SHORT PROBLEM:
Using the records that follow, copy every line containing the word "this".

RECORDED INFORMATION:
****************************************

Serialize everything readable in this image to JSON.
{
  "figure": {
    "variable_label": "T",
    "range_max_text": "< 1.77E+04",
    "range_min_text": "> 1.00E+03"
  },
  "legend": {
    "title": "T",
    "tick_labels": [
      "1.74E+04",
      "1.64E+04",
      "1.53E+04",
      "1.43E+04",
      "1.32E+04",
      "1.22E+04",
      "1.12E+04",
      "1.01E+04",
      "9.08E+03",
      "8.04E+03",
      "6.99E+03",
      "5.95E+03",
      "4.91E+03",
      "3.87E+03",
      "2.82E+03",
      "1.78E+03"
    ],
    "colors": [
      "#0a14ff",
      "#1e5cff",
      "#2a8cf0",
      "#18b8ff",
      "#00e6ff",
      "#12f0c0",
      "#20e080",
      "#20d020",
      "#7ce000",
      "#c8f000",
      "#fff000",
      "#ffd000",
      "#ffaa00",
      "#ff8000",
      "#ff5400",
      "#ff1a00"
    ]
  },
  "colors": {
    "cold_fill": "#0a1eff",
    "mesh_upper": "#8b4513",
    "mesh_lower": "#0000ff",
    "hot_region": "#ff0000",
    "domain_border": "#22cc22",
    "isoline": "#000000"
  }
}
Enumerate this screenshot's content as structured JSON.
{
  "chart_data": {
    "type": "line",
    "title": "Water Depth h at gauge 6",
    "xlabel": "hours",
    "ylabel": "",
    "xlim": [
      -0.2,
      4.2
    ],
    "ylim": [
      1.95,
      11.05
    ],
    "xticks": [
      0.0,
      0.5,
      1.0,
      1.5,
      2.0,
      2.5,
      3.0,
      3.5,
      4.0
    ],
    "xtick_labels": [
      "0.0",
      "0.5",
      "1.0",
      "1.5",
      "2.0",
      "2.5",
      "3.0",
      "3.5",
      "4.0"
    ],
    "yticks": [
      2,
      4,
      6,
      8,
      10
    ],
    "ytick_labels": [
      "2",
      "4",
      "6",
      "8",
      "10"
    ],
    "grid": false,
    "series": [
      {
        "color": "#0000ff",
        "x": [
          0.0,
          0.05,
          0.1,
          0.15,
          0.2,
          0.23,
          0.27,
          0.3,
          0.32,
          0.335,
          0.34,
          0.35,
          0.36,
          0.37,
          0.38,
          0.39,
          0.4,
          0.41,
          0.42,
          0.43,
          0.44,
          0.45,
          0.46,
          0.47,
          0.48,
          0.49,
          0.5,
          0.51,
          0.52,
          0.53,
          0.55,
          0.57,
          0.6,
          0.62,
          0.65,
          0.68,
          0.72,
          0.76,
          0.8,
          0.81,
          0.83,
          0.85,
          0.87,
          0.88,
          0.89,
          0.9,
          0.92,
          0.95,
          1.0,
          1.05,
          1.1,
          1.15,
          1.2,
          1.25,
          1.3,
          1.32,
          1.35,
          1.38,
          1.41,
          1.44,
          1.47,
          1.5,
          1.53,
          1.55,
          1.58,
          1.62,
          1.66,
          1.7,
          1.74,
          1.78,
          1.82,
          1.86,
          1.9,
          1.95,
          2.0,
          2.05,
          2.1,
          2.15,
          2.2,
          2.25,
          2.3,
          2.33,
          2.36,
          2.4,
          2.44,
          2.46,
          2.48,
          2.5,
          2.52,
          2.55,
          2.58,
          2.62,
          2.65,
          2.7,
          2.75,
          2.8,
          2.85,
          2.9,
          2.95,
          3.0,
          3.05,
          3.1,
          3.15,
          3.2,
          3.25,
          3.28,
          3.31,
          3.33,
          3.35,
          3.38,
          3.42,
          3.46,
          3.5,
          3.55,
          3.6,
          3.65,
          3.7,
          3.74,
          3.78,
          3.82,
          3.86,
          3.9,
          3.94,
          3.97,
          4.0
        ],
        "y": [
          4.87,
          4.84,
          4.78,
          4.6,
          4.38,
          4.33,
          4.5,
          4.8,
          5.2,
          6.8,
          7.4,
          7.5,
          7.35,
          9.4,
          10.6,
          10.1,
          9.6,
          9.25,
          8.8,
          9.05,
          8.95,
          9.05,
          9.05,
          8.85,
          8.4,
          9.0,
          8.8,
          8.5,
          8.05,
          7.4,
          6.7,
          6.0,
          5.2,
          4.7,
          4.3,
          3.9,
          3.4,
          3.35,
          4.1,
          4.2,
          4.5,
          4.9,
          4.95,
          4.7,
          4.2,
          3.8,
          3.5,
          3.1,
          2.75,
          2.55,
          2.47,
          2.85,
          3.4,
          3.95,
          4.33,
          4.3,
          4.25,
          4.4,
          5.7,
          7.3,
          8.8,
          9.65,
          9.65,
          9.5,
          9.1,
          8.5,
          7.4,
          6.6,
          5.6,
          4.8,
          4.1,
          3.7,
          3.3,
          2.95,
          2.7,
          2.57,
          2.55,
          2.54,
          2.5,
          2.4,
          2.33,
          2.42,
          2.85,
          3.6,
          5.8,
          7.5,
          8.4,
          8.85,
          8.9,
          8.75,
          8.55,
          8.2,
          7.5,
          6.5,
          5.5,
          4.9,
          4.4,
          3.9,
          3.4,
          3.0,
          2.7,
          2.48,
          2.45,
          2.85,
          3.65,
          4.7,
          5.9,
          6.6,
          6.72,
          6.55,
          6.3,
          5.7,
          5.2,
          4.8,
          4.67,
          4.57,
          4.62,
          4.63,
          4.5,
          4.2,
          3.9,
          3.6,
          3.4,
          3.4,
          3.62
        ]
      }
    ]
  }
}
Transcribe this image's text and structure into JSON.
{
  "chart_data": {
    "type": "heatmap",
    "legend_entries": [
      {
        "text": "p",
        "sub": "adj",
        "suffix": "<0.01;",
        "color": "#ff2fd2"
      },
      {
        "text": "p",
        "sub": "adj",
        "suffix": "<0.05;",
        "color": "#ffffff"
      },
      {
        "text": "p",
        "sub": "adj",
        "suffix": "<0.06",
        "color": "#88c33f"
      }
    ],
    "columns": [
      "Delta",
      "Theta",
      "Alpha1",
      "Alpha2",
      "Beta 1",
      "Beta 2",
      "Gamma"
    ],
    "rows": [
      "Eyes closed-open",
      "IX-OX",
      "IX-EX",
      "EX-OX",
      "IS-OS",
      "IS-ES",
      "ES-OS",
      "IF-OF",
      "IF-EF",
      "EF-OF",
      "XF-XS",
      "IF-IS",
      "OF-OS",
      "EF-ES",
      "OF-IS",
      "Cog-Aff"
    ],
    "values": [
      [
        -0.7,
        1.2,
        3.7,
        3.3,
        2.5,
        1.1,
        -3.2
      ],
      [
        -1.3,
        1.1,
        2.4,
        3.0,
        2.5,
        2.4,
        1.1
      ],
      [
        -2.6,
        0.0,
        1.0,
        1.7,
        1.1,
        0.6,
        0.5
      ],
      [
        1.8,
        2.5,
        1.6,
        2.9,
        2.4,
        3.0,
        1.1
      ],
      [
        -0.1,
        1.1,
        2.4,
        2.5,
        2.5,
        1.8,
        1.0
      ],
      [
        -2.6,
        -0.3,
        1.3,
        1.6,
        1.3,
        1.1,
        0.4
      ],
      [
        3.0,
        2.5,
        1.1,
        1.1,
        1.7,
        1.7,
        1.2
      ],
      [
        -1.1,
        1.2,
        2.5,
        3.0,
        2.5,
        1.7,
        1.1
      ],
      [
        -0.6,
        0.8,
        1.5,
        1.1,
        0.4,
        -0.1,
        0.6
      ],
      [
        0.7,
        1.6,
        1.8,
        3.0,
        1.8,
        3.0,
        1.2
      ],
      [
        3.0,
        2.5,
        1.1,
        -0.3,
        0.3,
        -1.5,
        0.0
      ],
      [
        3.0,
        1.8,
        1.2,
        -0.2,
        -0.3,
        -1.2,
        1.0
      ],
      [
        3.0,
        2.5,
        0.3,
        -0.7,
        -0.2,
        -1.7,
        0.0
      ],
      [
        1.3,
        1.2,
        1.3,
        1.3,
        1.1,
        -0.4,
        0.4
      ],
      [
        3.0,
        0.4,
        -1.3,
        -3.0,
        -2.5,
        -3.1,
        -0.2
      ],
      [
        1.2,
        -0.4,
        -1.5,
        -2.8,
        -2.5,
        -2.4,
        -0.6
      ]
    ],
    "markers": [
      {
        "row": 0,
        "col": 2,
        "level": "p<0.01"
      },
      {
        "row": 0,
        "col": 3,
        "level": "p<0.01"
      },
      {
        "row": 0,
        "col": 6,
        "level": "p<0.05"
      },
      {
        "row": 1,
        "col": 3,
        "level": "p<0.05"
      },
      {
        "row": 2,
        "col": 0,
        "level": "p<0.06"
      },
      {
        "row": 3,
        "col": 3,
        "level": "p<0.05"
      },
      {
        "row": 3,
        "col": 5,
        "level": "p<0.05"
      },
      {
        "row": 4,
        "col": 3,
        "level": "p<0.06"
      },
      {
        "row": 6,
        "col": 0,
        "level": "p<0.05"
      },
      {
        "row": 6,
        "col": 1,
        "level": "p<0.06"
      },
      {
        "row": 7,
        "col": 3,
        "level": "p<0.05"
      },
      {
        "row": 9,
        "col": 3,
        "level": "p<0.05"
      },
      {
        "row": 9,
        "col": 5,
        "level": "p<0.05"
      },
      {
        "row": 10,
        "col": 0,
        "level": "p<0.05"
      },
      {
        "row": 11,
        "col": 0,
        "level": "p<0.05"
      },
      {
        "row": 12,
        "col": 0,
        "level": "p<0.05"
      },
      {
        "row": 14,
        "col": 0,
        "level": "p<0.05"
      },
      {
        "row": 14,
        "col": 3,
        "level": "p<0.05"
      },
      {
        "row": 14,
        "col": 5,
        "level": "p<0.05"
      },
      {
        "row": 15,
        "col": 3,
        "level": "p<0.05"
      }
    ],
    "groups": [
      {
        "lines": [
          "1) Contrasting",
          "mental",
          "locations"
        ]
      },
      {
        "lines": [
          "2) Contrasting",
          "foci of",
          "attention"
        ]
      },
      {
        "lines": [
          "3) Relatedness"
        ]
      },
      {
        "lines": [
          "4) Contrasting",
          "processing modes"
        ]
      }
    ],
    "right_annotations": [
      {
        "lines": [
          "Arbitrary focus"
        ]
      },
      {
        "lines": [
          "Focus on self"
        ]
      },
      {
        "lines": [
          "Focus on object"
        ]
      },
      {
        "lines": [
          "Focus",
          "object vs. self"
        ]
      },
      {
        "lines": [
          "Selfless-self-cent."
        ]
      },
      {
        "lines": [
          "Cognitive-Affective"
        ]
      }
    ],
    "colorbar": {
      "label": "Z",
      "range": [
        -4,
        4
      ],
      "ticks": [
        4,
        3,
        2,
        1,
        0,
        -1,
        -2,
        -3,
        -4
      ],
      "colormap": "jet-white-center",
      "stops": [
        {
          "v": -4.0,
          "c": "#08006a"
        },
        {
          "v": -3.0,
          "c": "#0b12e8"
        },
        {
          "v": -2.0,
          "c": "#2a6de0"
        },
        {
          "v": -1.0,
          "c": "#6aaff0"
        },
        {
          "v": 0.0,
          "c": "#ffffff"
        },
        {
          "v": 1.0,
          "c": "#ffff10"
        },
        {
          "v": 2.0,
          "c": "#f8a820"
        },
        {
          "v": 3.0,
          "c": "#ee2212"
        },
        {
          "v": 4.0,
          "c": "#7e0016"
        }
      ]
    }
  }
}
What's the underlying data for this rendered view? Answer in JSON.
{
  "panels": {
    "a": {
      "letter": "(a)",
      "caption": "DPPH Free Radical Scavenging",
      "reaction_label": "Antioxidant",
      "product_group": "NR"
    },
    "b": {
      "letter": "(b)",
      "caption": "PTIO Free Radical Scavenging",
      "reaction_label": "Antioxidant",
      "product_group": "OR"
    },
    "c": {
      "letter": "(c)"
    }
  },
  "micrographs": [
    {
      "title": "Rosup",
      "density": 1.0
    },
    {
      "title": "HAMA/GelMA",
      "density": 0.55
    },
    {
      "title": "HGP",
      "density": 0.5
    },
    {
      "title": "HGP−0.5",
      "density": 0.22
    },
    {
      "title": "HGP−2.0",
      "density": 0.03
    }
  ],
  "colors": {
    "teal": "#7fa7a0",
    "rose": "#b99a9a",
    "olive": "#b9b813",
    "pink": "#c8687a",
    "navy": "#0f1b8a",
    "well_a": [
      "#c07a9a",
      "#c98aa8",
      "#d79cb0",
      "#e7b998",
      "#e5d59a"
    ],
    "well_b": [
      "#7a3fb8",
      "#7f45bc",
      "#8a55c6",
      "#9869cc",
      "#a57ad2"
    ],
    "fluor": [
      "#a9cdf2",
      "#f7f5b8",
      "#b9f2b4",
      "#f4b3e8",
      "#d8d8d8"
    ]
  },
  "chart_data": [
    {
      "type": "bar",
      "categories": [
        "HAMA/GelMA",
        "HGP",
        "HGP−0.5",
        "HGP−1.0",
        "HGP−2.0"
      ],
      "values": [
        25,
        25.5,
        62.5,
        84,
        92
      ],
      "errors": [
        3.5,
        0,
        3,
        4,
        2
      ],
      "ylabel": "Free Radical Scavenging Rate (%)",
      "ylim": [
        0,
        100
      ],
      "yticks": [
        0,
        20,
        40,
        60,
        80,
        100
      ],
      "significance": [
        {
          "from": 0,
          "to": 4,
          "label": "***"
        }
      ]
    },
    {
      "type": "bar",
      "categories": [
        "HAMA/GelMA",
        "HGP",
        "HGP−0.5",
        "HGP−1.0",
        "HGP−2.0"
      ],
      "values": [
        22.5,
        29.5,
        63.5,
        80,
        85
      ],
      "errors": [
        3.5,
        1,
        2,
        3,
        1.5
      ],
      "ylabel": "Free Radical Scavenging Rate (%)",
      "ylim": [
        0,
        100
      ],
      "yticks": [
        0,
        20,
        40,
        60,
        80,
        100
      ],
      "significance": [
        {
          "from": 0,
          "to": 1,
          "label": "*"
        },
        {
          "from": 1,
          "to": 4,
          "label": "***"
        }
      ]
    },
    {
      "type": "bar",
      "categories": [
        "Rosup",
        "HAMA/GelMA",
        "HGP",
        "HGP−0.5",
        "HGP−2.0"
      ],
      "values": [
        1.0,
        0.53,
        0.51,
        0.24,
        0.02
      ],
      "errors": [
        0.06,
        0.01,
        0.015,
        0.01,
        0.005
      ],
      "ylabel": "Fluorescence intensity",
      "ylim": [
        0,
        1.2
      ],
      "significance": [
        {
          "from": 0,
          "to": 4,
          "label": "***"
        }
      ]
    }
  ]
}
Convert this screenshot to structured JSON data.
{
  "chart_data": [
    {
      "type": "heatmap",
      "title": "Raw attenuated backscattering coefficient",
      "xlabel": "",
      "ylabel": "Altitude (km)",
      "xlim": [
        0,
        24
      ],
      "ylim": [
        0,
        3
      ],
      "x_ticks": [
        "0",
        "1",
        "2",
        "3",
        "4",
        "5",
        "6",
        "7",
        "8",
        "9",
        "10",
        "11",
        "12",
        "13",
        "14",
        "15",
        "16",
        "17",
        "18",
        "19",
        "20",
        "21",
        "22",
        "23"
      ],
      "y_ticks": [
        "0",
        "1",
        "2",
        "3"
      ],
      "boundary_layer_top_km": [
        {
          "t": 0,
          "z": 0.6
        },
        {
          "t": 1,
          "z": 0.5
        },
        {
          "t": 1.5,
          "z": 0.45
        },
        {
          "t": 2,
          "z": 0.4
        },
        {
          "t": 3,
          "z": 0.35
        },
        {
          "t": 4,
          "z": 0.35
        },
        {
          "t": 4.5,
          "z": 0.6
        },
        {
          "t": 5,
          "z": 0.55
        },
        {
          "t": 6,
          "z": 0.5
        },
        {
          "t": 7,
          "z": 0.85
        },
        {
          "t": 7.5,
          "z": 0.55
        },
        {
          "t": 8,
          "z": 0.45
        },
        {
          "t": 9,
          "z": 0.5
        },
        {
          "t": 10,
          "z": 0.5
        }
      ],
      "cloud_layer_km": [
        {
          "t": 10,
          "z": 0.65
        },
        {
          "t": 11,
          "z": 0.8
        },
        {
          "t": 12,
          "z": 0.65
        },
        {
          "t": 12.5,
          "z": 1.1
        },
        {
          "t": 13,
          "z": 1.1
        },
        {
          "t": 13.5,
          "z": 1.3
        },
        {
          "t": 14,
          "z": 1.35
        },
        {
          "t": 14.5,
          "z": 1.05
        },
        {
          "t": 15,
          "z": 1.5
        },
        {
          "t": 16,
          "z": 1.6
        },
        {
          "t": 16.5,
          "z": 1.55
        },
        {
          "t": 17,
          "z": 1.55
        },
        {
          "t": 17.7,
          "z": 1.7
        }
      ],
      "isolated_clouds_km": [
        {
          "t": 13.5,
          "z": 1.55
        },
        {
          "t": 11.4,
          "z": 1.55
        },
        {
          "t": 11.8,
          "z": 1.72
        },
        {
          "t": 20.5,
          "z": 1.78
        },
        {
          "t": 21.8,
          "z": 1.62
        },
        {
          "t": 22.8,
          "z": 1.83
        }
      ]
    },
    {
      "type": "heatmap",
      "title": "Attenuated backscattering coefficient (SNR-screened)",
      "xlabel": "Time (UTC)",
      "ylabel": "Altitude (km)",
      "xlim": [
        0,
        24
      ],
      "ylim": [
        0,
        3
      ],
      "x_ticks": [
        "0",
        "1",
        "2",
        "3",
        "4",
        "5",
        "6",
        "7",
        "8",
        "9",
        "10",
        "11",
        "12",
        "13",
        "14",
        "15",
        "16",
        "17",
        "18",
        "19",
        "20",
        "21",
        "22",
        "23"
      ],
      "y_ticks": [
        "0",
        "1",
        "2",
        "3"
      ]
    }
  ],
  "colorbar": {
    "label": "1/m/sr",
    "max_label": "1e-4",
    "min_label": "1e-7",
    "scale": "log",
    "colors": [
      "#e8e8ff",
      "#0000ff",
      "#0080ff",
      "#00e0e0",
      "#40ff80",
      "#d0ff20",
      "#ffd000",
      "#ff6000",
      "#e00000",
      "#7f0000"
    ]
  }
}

****************************************

CORRECT OUTPUT:
Serialize everything readable in this image to JSON.
Enumerate this screenshot's content as structured JSON.
Transcribe this image's text and structure into JSON.
What's the underlying data for this rendered view? Answer in JSON.
Convert this screenshot to structured JSON data.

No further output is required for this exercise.